**YOUR TASK:** Repeat the entire listing exactly.

**EXERCISE INPUTS:**
((

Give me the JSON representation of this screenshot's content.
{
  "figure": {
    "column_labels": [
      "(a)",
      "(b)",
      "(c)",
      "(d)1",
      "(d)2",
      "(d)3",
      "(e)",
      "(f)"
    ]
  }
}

))

**COMPLETE RESPONSE:**
Give me the JSON representation of this screenshot's content.
{
  "figure": {
    "column_labels": [
      "(a)",
      "(b)",
      "(c)",
      "(d)1",
      "(d)2",
      "(d)3",
      "(e)",
      "(f)"
    ]
  }
}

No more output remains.